Directions for this task: Set down each record exactly as written.

== Material provided ==

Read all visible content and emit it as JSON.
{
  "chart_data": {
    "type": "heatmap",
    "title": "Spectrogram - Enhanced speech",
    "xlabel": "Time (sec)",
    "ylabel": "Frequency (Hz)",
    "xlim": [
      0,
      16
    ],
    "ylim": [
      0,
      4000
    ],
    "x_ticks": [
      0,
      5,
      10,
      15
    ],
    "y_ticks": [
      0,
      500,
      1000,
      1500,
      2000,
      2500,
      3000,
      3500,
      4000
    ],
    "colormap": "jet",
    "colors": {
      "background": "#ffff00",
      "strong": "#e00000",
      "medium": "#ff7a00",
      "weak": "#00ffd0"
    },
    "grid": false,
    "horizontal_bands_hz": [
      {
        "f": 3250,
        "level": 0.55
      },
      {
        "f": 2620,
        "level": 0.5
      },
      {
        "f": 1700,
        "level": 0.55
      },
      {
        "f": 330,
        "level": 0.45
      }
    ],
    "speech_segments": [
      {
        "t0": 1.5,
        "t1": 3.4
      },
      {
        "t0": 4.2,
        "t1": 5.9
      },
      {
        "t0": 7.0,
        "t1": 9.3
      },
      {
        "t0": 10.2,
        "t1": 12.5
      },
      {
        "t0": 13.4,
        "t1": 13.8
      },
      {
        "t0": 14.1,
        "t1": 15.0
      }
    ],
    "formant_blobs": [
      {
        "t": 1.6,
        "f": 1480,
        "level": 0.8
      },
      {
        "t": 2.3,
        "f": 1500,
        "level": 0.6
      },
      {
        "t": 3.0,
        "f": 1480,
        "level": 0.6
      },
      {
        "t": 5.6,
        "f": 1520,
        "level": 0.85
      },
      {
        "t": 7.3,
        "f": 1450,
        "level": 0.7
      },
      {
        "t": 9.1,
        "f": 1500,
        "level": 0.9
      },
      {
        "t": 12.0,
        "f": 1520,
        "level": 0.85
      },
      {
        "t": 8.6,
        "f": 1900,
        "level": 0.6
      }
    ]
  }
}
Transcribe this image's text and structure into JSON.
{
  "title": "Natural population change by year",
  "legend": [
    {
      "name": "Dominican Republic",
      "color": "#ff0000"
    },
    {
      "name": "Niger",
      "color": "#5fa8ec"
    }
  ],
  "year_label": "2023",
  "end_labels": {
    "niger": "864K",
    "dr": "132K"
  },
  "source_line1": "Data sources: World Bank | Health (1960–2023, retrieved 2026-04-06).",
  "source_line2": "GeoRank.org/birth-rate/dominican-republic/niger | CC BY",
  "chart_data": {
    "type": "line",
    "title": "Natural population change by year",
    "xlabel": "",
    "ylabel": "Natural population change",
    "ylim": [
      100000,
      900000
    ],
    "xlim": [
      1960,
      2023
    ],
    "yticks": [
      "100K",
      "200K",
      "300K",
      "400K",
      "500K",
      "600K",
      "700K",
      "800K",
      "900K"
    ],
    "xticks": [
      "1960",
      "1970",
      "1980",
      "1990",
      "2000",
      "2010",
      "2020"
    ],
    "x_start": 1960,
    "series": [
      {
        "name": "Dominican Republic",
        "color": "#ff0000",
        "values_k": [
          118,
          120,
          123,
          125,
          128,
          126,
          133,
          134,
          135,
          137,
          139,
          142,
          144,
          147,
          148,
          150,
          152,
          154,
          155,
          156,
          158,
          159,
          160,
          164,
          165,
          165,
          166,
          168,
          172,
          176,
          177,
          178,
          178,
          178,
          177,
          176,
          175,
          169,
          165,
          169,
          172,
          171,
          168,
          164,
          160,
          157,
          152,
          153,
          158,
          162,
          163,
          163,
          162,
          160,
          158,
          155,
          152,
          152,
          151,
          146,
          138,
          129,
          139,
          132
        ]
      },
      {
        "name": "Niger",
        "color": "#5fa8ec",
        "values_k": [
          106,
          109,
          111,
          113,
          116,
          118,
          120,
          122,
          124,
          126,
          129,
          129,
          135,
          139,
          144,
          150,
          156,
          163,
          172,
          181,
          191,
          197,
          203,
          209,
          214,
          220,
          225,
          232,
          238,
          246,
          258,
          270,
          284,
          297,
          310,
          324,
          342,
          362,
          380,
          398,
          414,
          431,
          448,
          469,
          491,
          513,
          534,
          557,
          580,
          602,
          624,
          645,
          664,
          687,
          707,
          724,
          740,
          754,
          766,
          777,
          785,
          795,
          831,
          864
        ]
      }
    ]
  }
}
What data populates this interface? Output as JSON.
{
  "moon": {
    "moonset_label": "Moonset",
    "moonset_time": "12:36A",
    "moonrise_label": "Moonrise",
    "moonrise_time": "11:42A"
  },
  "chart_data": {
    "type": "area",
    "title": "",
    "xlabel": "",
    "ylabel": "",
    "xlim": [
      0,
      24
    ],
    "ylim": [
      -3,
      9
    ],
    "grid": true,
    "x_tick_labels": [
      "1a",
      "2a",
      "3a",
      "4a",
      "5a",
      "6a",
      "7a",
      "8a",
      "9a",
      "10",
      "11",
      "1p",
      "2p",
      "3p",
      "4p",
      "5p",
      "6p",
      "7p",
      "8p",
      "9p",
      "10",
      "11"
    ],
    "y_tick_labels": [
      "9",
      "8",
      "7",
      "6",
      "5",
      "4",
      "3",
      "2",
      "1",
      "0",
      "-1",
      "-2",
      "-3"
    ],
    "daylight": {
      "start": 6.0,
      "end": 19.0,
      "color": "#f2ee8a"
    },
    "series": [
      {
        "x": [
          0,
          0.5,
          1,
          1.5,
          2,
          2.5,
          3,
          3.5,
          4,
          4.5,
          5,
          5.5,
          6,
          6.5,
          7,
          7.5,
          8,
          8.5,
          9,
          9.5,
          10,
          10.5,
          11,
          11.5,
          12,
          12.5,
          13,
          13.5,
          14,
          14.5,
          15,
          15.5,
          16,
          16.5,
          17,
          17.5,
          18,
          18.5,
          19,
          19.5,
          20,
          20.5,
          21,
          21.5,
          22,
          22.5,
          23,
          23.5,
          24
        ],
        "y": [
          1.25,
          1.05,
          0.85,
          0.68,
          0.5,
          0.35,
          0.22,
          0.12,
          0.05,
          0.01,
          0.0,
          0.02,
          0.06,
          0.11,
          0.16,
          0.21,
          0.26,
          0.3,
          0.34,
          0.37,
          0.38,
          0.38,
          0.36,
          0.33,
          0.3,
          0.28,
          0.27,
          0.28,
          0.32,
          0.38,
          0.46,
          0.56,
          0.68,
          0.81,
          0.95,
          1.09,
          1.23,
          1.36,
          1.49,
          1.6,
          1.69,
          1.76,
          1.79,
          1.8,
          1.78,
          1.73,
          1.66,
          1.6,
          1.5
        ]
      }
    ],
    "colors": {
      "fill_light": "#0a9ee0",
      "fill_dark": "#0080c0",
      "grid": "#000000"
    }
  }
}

===

Response below:
Read all visible content and emit it as JSON.
{
  "chart_data": {
    "type": "heatmap",
    "title": "Spectrogram - Enhanced speech",
    "xlabel": "Time (sec)",
    "ylabel": "Frequency (Hz)",
    "xlim": [
      0,
      16
    ],
    "ylim": [
      0,
      4000
    ],
    "x_ticks": [
      0,
      5,
      10,
      15
    ],
    "y_ticks": [
      0,
      500,
      1000,
      1500,
      2000,
      2500,
      3000,
      3500,
      4000
    ],
    "colormap": "jet",
    "colors": {
      "background": "#ffff00",
      "strong": "#e00000",
      "medium": "#ff7a00",
      "weak": "#00ffd0"
    },
    "grid": false,
    "horizontal_bands_hz": [
      {
        "f": 3250,
        "level": 0.55
      },
      {
        "f": 2620,
        "level": 0.5
      },
      {
        "f": 1700,
        "level": 0.55
      },
      {
        "f": 330,
        "level": 0.45
      }
    ],
    "speech_segments": [
      {
        "t0": 1.5,
        "t1": 3.4
      },
      {
        "t0": 4.2,
        "t1": 5.9
      },
      {
        "t0": 7.0,
        "t1": 9.3
      },
      {
        "t0": 10.2,
        "t1": 12.5
      },
      {
        "t0": 13.4,
        "t1": 13.8
      },
      {
        "t0": 14.1,
        "t1": 15.0
      }
    ],
    "formant_blobs": [
      {
        "t": 1.6,
        "f": 1480,
        "level": 0.8
      },
      {
        "t": 2.3,
        "f": 1500,
        "level": 0.6
      },
      {
        "t": 3.0,
        "f": 1480,
        "level": 0.6
      },
      {
        "t": 5.6,
        "f": 1520,
        "level": 0.85
      },
      {
        "t": 7.3,
        "f": 1450,
        "level": 0.7
      },
      {
        "t": 9.1,
        "f": 1500,
        "level": 0.9
      },
      {
        "t": 12.0,
        "f": 1520,
        "level": 0.85
      },
      {
        "t": 8.6,
        "f": 1900,
        "level": 0.6
      }
    ]
  }
}
Transcribe this image's text and structure into JSON.
{
  "title": "Natural population change by year",
  "legend": [
    {
      "name": "Dominican Republic",
      "color": "#ff0000"
    },
    {
      "name": "Niger",
      "color": "#5fa8ec"
    }
  ],
  "year_label": "2023",
  "end_labels": {
    "niger": "864K",
    "dr": "132K"
  },
  "source_line1": "Data sources: World Bank | Health (1960–2023, retrieved 2026-04-06).",
  "source_line2": "GeoRank.org/birth-rate/dominican-republic/niger | CC BY",
  "chart_data": {
    "type": "line",
    "title": "Natural population change by year",
    "xlabel": "",
    "ylabel": "Natural population change",
    "ylim": [
      100000,
      900000
    ],
    "xlim": [
      1960,
      2023
    ],
    "yticks": [
      "100K",
      "200K",
      "300K",
      "400K",
      "500K",
      "600K",
      "700K",
      "800K",
      "900K"
    ],
    "xticks": [
      "1960",
      "1970",
      "1980",
      "1990",
      "2000",
      "2010",
      "2020"
    ],
    "x_start": 1960,
    "series": [
      {
        "name": "Dominican Republic",
        "color": "#ff0000",
        "values_k": [
          118,
          120,
          123,
          125,
          128,
          126,
          133,
          134,
          135,
          137,
          139,
          142,
          144,
          147,
          148,
          150,
          152,
          154,
          155,
          156,
          158,
          159,
          160,
          164,
          165,
          165,
          166,
          168,
          172,
          176,
          177,
          178,
          178,
          178,
          177,
          176,
          175,
          169,
          165,
          169,
          172,
          171,
          168,
          164,
          160,
          157,
          152,
          153,
          158,
          162,
          163,
          163,
          162,
          160,
          158,
          155,
          152,
          152,
          151,
          146,
          138,
          129,
          139,
          132
        ]
      },
      {
        "name": "Niger",
        "color": "#5fa8ec",
        "values_k": [
          106,
          109,
          111,
          113,
          116,
          118,
          120,
          122,
          124,
          126,
          129,
          129,
          135,
          139,
          144,
          150,
          156,
          163,
          172,
          181,
          191,
          197,
          203,
          209,
          214,
          220,
          225,
          232,
          238,
          246,
          258,
          270,
          284,
          297,
          310,
          324,
          342,
          362,
          380,
          398,
          414,
          431,
          448,
          469,
          491,
          513,
          534,
          557,
          580,
          602,
          624,
          645,
          664,
          687,
          707,
          724,
          740,
          754,
          766,
          777,
          785,
          795,
          831,
          864
        ]
      }
    ]
  }
}
What data populates this interface? Output as JSON.
{
  "moon": {
    "moonset_label": "Moonset",
    "moonset_time": "12:36A",
    "moonrise_label": "Moonrise",
    "moonrise_time": "11:42A"
  },
  "chart_data": {
    "type": "area",
    "title": "",
    "xlabel": "",
    "ylabel": "",
    "xlim": [
      0,
      24
    ],
    "ylim": [
      -3,
      9
    ],
    "grid": true,
    "x_tick_labels": [
      "1a",
      "2a",
      "3a",
      "4a",
      "5a",
      "6a",
      "7a",
      "8a",
      "9a",
      "10",
      "11",
      "1p",
      "2p",
      "3p",
      "4p",
      "5p",
      "6p",
      "7p",
      "8p",
      "9p",
      "10",
      "11"
    ],
    "y_tick_labels": [
      "9",
      "8",
      "7",
      "6",
      "5",
      "4",
      "3",
      "2",
      "1",
      "0",
      "-1",
      "-2",
      "-3"
    ],
    "daylight": {
      "start": 6.0,
      "end": 19.0,
      "color": "#f2ee8a"
    },
    "series": [
      {
        "x": [
          0,
          0.5,
          1,
          1.5,
          2,
          2.5,
          3,
          3.5,
          4,
          4.5,
          5,
          5.5,
          6,
          6.5,
          7,
          7.5,
          8,
          8.5,
          9,
          9.5,
          10,
          10.5,
          11,
          11.5,
          12,
          12.5,
          13,
          13.5,
          14,
          14.5,
          15,
          15.5,
          16,
          16.5,
          17,
          17.5,
          18,
          18.5,
          19,
          19.5,
          20,
          20.5,
          21,
          21.5,
          22,
          22.5,
          23,
          23.5,
          24
        ],
        "y": [
          1.25,
          1.05,
          0.85,
          0.68,
          0.5,
          0.35,
          0.22,
          0.12,
          0.05,
          0.01,
          0.0,
          0.02,
          0.06,
          0.11,
          0.16,
          0.21,
          0.26,
          0.3,
          0.34,
          0.37,
          0.38,
          0.38,
          0.36,
          0.33,
          0.3,
          0.28,
          0.27,
          0.28,
          0.32,
          0.38,
          0.46,
          0.56,
          0.68,
          0.81,
          0.95,
          1.09,
          1.23,
          1.36,
          1.49,
          1.6,
          1.69,
          1.76,
          1.79,
          1.8,
          1.78,
          1.73,
          1.66,
          1.6,
          1.5
        ]
      }
    ],
    "colors": {
      "fill_light": "#0a9ee0",
      "fill_dark": "#0080c0",
      "grid": "#000000"
    }
  }
}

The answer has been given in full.